■ What this task involves ■
In the data below, find every line that has the string "bernardino", and copy it.

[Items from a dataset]
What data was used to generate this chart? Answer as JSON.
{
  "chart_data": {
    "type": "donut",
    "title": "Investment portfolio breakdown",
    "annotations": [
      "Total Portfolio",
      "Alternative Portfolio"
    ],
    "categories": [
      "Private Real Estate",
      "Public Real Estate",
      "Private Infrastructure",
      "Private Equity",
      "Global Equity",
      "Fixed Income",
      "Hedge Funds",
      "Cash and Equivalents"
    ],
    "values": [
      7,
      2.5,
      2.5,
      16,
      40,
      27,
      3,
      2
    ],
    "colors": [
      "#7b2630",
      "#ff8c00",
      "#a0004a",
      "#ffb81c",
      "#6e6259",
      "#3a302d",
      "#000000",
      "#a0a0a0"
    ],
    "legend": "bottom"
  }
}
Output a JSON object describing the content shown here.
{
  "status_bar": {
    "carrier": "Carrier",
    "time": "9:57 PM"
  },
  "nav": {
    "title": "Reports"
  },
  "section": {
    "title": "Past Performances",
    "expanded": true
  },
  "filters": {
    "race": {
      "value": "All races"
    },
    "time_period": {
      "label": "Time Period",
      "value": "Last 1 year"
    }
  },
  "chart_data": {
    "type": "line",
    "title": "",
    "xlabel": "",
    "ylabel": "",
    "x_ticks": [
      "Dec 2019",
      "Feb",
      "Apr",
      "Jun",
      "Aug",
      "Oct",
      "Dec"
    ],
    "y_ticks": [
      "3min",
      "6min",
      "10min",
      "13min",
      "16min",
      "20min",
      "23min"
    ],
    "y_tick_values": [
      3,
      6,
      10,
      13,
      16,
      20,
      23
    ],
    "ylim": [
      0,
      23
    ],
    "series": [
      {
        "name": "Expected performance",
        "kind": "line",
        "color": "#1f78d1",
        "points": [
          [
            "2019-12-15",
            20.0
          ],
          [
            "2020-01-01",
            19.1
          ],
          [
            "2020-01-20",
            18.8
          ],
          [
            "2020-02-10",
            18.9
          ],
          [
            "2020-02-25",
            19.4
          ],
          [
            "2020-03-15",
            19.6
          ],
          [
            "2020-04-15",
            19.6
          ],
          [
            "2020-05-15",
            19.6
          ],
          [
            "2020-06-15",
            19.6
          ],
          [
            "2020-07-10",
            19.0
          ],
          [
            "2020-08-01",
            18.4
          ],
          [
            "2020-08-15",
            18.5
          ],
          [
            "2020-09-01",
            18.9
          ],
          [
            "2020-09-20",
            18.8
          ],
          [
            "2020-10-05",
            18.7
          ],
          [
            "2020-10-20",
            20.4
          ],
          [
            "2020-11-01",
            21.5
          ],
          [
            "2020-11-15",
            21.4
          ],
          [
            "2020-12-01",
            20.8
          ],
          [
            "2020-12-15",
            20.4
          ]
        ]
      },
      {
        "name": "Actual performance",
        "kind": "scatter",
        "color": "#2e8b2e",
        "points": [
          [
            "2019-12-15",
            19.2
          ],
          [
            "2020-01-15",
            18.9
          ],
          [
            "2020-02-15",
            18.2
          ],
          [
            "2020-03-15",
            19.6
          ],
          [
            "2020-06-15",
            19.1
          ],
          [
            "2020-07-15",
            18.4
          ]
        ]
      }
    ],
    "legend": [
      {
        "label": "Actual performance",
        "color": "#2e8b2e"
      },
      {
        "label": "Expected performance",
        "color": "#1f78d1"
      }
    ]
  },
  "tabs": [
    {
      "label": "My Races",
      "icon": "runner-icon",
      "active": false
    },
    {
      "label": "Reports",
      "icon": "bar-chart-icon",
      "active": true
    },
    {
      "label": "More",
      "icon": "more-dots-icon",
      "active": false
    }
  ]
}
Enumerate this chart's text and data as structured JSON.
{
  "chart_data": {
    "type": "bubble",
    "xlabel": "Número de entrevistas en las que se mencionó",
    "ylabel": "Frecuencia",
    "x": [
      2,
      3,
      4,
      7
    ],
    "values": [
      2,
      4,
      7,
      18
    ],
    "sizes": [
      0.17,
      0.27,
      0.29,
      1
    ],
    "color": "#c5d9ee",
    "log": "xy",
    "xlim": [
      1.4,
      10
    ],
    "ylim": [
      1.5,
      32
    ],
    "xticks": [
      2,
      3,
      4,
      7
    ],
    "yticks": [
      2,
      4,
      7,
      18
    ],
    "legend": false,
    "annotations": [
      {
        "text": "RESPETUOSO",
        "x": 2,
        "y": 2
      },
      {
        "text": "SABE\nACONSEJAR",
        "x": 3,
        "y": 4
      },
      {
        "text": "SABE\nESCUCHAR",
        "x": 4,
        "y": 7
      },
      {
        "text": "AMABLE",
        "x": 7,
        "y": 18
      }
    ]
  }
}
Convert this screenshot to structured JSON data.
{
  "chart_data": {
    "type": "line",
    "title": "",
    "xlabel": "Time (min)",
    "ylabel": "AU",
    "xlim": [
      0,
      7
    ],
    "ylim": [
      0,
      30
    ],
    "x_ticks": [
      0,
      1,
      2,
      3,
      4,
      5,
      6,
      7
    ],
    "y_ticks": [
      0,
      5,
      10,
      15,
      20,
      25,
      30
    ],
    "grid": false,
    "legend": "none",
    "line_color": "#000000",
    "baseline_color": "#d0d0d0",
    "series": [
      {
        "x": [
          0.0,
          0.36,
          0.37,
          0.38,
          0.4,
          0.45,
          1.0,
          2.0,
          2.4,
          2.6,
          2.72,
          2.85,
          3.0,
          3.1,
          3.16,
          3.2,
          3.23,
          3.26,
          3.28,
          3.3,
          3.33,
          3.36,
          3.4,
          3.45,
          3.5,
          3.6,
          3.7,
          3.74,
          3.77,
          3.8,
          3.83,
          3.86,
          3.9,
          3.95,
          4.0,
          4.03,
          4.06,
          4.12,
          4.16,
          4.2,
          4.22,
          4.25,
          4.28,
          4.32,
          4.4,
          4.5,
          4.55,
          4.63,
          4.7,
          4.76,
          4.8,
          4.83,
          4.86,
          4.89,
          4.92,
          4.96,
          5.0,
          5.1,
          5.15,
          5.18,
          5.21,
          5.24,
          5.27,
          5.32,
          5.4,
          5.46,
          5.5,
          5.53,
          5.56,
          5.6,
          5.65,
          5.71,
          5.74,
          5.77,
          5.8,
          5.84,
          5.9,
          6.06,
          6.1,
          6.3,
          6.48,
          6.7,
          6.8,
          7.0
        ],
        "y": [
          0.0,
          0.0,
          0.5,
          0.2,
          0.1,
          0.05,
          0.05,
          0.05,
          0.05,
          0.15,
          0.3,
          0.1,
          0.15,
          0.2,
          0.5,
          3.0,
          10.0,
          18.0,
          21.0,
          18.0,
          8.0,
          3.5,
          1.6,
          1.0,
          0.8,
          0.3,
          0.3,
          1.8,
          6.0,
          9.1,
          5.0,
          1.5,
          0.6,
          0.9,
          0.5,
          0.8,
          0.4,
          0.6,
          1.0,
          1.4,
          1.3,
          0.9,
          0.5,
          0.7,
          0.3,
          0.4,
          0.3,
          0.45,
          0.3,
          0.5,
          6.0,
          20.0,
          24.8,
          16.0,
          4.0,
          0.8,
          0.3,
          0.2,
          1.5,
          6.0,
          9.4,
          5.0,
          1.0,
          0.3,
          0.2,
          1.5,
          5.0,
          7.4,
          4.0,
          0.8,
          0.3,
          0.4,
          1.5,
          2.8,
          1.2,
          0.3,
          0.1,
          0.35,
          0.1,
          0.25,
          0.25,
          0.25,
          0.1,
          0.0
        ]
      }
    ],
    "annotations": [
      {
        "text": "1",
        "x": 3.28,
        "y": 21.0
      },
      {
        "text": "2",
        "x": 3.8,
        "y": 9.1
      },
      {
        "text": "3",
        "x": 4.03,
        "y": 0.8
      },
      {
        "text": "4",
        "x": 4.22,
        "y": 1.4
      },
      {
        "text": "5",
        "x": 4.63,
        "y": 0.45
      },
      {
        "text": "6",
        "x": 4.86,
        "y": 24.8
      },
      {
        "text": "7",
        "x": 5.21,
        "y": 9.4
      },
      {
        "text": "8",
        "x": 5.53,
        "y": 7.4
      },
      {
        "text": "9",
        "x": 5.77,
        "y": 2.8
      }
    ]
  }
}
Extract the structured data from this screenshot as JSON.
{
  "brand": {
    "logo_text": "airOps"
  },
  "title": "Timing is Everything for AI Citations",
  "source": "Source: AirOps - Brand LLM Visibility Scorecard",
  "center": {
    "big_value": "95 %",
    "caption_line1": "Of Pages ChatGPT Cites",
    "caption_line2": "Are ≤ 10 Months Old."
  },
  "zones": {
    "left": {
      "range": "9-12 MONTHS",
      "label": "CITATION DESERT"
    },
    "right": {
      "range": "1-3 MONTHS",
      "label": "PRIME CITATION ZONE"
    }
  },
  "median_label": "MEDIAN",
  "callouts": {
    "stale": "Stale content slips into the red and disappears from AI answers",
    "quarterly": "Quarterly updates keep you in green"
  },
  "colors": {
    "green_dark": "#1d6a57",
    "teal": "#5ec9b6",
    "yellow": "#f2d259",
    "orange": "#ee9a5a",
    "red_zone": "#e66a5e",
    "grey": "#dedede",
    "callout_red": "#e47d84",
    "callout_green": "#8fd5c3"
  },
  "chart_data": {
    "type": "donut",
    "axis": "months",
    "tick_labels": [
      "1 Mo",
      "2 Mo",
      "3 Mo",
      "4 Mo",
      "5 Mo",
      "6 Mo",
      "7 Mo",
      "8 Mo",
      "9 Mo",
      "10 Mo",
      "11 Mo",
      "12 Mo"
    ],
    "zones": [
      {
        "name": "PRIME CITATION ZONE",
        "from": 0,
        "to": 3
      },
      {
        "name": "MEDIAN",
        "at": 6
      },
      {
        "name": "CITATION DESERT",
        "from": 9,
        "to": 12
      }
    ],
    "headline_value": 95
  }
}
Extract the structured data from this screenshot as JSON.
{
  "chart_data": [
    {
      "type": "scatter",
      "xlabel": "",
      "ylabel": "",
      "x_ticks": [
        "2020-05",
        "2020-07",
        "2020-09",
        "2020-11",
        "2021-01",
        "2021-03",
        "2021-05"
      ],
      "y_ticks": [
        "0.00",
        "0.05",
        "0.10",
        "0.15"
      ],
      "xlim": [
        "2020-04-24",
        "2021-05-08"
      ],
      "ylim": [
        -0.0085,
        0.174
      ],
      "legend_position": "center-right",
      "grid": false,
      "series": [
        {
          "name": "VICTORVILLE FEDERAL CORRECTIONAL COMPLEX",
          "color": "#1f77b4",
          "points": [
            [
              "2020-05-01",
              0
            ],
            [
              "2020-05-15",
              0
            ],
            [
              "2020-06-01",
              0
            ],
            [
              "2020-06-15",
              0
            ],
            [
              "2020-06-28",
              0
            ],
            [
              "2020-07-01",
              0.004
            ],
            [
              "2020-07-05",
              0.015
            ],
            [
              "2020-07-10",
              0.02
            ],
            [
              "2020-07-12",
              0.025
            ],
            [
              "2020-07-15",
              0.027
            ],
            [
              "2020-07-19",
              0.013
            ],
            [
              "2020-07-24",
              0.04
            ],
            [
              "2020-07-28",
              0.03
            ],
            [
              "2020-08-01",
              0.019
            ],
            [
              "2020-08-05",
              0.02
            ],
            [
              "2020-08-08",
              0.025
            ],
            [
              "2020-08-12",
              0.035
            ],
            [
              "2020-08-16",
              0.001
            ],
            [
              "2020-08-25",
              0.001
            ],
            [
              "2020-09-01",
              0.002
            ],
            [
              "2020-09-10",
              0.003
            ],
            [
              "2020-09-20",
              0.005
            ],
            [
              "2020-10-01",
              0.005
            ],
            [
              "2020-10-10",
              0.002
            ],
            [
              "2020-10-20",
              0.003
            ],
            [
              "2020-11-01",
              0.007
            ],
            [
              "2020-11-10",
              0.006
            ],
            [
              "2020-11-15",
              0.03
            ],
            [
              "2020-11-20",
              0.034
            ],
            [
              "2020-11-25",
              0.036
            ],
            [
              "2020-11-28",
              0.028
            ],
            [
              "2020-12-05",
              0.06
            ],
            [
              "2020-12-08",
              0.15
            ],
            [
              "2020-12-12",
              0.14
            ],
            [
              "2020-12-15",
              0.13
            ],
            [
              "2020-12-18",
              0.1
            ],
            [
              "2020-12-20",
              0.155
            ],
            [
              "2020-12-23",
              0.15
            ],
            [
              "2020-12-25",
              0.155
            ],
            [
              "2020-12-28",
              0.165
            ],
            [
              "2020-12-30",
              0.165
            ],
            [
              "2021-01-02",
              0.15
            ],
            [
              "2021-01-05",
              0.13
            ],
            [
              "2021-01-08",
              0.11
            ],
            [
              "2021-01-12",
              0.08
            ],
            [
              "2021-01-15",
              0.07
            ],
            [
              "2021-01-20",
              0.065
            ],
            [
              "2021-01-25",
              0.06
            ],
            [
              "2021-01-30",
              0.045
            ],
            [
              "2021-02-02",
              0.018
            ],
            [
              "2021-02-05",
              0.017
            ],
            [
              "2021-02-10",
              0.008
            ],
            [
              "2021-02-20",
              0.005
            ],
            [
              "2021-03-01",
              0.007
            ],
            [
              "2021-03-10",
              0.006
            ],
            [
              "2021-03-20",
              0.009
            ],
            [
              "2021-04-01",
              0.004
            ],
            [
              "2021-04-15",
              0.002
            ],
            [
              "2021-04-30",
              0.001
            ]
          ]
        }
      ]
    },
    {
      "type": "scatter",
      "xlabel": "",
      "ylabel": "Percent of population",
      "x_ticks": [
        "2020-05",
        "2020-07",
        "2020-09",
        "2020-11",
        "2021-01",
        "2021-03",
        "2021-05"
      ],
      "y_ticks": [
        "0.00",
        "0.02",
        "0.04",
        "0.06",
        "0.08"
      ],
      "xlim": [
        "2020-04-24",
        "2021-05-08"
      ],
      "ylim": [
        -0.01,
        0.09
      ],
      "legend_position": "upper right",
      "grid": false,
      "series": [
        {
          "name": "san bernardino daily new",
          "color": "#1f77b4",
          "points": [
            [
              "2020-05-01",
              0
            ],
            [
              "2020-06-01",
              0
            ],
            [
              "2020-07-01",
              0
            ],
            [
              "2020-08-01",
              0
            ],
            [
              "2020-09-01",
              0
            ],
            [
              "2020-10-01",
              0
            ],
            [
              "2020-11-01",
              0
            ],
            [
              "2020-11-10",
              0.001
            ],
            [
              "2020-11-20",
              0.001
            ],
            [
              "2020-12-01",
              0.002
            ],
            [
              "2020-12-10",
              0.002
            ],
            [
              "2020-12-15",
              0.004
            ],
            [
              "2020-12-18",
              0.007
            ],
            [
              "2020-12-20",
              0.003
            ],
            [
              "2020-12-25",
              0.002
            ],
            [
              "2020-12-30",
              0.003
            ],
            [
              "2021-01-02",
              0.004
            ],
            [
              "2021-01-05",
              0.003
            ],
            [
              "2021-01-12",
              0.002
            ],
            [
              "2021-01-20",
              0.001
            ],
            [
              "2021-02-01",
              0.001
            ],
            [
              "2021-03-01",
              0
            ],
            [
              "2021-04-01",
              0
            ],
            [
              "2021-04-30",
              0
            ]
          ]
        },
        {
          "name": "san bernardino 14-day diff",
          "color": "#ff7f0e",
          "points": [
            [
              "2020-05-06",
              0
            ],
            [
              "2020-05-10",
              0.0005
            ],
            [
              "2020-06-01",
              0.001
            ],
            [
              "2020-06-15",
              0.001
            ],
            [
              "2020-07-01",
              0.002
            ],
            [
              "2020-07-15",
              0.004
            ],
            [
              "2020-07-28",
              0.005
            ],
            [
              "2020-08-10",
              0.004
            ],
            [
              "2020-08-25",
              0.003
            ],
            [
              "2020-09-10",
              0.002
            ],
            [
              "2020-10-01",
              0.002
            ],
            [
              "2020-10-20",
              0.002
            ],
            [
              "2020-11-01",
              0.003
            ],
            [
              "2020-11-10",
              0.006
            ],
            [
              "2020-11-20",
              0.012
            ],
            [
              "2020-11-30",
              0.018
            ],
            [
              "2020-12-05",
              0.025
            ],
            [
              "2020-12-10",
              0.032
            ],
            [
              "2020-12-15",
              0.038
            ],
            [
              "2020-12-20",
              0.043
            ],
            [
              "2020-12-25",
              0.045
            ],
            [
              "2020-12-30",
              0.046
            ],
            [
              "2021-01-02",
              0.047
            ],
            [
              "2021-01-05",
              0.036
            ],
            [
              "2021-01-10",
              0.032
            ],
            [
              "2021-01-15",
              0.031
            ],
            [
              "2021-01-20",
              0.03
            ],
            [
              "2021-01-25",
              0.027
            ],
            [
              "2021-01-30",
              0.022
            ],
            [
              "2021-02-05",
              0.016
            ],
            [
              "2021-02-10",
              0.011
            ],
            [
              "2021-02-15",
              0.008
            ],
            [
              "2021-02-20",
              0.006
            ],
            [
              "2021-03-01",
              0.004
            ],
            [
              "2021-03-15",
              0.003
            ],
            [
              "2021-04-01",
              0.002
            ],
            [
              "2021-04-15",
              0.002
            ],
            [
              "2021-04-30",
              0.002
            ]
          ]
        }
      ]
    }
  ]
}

■ Exercise result ■
          "name": "san bernardino daily new",
          "name": "san bernardino 14-day diff",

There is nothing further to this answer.